PROBLEM DESCRIPTION:
Reproduce the whole listing, character for character.

# START OF ENTRIES SHOWN

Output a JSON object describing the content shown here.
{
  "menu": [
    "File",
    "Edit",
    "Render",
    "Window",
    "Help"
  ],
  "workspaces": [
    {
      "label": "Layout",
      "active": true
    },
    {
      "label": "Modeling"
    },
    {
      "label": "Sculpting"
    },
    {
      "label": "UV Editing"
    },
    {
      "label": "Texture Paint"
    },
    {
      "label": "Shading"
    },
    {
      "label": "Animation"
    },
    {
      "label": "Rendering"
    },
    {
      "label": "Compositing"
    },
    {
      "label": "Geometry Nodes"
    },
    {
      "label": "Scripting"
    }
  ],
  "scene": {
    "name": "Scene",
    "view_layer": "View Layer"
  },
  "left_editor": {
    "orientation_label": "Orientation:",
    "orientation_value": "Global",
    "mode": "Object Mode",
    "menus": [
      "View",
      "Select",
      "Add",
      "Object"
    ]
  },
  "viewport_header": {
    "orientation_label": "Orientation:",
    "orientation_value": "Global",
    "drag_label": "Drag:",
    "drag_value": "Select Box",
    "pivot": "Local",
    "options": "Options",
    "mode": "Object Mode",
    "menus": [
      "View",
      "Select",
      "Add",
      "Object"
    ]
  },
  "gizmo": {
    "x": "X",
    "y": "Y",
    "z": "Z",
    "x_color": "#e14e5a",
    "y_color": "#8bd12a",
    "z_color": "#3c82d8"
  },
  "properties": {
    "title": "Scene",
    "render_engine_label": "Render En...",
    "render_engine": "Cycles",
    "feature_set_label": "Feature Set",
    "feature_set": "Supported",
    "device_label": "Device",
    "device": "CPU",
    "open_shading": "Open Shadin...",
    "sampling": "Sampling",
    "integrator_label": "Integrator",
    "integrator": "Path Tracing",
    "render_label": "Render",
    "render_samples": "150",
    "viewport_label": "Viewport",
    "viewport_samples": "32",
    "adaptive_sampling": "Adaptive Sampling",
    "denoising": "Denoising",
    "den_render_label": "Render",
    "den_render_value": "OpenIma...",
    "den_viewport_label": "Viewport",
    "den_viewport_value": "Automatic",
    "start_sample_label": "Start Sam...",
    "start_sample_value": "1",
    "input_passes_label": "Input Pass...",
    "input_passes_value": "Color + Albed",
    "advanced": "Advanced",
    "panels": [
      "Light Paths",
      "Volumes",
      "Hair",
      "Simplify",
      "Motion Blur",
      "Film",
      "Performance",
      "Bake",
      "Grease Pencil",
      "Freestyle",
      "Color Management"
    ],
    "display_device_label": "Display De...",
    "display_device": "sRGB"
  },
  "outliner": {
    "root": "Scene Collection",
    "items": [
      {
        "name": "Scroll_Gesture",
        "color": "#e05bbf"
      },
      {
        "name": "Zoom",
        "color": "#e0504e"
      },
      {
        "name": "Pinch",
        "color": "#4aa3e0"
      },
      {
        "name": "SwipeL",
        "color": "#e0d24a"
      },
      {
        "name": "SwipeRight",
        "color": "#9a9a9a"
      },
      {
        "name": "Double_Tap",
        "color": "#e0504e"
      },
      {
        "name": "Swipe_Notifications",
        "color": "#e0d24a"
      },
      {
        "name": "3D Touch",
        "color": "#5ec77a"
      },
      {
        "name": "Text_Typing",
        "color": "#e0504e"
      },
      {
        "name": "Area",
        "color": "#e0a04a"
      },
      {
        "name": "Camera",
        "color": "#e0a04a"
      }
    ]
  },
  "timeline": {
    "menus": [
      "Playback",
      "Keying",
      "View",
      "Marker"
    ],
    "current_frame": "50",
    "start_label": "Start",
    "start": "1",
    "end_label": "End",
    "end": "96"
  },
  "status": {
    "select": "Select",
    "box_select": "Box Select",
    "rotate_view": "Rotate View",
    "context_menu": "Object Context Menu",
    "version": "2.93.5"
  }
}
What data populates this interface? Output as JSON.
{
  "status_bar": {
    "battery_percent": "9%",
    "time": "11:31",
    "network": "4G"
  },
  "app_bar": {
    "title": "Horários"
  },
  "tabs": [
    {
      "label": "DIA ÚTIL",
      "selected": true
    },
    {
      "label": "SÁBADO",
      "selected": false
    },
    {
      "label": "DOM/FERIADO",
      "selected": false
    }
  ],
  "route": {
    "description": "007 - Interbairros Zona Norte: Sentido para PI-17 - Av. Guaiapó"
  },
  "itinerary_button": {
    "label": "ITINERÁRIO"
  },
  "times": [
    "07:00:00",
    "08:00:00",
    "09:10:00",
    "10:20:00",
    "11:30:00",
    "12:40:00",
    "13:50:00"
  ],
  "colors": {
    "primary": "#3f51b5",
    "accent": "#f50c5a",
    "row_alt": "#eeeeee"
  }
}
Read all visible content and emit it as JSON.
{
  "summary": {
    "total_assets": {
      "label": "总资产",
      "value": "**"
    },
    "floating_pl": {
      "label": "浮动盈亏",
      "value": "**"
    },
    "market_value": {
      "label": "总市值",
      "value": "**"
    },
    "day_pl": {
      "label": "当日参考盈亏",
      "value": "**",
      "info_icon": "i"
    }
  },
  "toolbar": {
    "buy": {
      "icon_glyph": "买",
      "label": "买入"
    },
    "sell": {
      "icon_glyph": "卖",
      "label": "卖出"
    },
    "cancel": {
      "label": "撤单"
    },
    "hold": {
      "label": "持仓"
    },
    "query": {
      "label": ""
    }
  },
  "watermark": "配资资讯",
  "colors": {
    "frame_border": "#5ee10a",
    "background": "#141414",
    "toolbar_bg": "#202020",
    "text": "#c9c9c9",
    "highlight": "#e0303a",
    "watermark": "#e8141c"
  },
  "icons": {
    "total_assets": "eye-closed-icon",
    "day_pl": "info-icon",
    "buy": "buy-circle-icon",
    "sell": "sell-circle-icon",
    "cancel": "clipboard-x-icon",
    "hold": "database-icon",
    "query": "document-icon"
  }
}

# END OF ENTRIES SHOWN

CORRECT OUTPUT:
Output a JSON object describing the content shown here.
{
  "menu": [
    "File",
    "Edit",
    "Render",
    "Window",
    "Help"
  ],
  "workspaces": [
    {
      "label": "Layout",
      "active": true
    },
    {
      "label": "Modeling"
    },
    {
      "label": "Sculpting"
    },
    {
      "label": "UV Editing"
    },
    {
      "label": "Texture Paint"
    },
    {
      "label": "Shading"
    },
    {
      "label": "Animation"
    },
    {
      "label": "Rendering"
    },
    {
      "label": "Compositing"
    },
    {
      "label": "Geometry Nodes"
    },
    {
      "label": "Scripting"
    }
  ],
  "scene": {
    "name": "Scene",
    "view_layer": "View Layer"
  },
  "left_editor": {
    "orientation_label": "Orientation:",
    "orientation_value": "Global",
    "mode": "Object Mode",
    "menus": [
      "View",
      "Select",
      "Add",
      "Object"
    ]
  },
  "viewport_header": {
    "orientation_label": "Orientation:",
    "orientation_value": "Global",
    "drag_label": "Drag:",
    "drag_value": "Select Box",
    "pivot": "Local",
    "options": "Options",
    "mode": "Object Mode",
    "menus": [
      "View",
      "Select",
      "Add",
      "Object"
    ]
  },
  "gizmo": {
    "x": "X",
    "y": "Y",
    "z": "Z",
    "x_color": "#e14e5a",
    "y_color": "#8bd12a",
    "z_color": "#3c82d8"
  },
  "properties": {
    "title": "Scene",
    "render_engine_label": "Render En...",
    "render_engine": "Cycles",
    "feature_set_label": "Feature Set",
    "feature_set": "Supported",
    "device_label": "Device",
    "device": "CPU",
    "open_shading": "Open Shadin...",
    "sampling": "Sampling",
    "integrator_label": "Integrator",
    "integrator": "Path Tracing",
    "render_label": "Render",
    "render_samples": "150",
    "viewport_label": "Viewport",
    "viewport_samples": "32",
    "adaptive_sampling": "Adaptive Sampling",
    "denoising": "Denoising",
    "den_render_label": "Render",
    "den_render_value": "OpenIma...",
    "den_viewport_label": "Viewport",
    "den_viewport_value": "Automatic",
    "start_sample_label": "Start Sam...",
    "start_sample_value": "1",
    "input_passes_label": "Input Pass...",
    "input_passes_value": "Color + Albed",
    "advanced": "Advanced",
    "panels": [
      "Light Paths",
      "Volumes",
      "Hair",
      "Simplify",
      "Motion Blur",
      "Film",
      "Performance",
      "Bake",
      "Grease Pencil",
      "Freestyle",
      "Color Management"
    ],
    "display_device_label": "Display De...",
    "display_device": "sRGB"
  },
  "outliner": {
    "root": "Scene Collection",
    "items": [
      {
        "name": "Scroll_Gesture",
        "color": "#e05bbf"
      },
      {
        "name": "Zoom",
        "color": "#e0504e"
      },
      {
        "name": "Pinch",
        "color": "#4aa3e0"
      },
      {
        "name": "SwipeL",
        "color": "#e0d24a"
      },
      {
        "name": "SwipeRight",
        "color": "#9a9a9a"
      },
      {
        "name": "Double_Tap",
        "color": "#e0504e"
      },
      {
        "name": "Swipe_Notifications",
        "color": "#e0d24a"
      },
      {
        "name": "3D Touch",
        "color": "#5ec77a"
      },
      {
        "name": "Text_Typing",
        "color": "#e0504e"
      },
      {
        "name": "Area",
        "color": "#e0a04a"
      },
      {
        "name": "Camera",
        "color": "#e0a04a"
      }
    ]
  },
  "timeline": {
    "menus": [
      "Playback",
      "Keying",
      "View",
      "Marker"
    ],
    "current_frame": "50",
    "start_label": "Start",
    "start": "1",
    "end_label": "End",
    "end": "96"
  },
  "status": {
    "select": "Select",
    "box_select": "Box Select",
    "rotate_view": "Rotate View",
    "context_menu": "Object Context Menu",
    "version": "2.93.5"
  }
}
What data populates this interface? Output as JSON.
{
  "status_bar": {
    "battery_percent": "9%",
    "time": "11:31",
    "network": "4G"
  },
  "app_bar": {
    "title": "Horários"
  },
  "tabs": [
    {
      "label": "DIA ÚTIL",
      "selected": true
    },
    {
      "label": "SÁBADO",
      "selected": false
    },
    {
      "label": "DOM/FERIADO",
      "selected": false
    }
  ],
  "route": {
    "description": "007 - Interbairros Zona Norte: Sentido para PI-17 - Av. Guaiapó"
  },
  "itinerary_button": {
    "label": "ITINERÁRIO"
  },
  "times": [
    "07:00:00",
    "08:00:00",
    "09:10:00",
    "10:20:00",
    "11:30:00",
    "12:40:00",
    "13:50:00"
  ],
  "colors": {
    "primary": "#3f51b5",
    "accent": "#f50c5a",
    "row_alt": "#eeeeee"
  }
}
Read all visible content and emit it as JSON.
{
  "summary": {
    "total_assets": {
      "label": "总资产",
      "value": "**"
    },
    "floating_pl": {
      "label": "浮动盈亏",
      "value": "**"
    },
    "market_value": {
      "label": "总市值",
      "value": "**"
    },
    "day_pl": {
      "label": "当日参考盈亏",
      "value": "**",
      "info_icon": "i"
    }
  },
  "toolbar": {
    "buy": {
      "icon_glyph": "买",
      "label": "买入"
    },
    "sell": {
      "icon_glyph": "卖",
      "label": "卖出"
    },
    "cancel": {
      "label": "撤单"
    },
    "hold": {
      "label": "持仓"
    },
    "query": {
      "label": ""
    }
  },
  "watermark": "配资资讯",
  "colors": {
    "frame_border": "#5ee10a",
    "background": "#141414",
    "toolbar_bg": "#202020",
    "text": "#c9c9c9",
    "highlight": "#e0303a",
    "watermark": "#e8141c"
  },
  "icons": {
    "total_assets": "eye-closed-icon",
    "day_pl": "info-icon",
    "buy": "buy-circle-icon",
    "sell": "sell-circle-icon",
    "cancel": "clipboard-x-icon",
    "hold": "database-icon",
    "query": "document-icon"
  }
}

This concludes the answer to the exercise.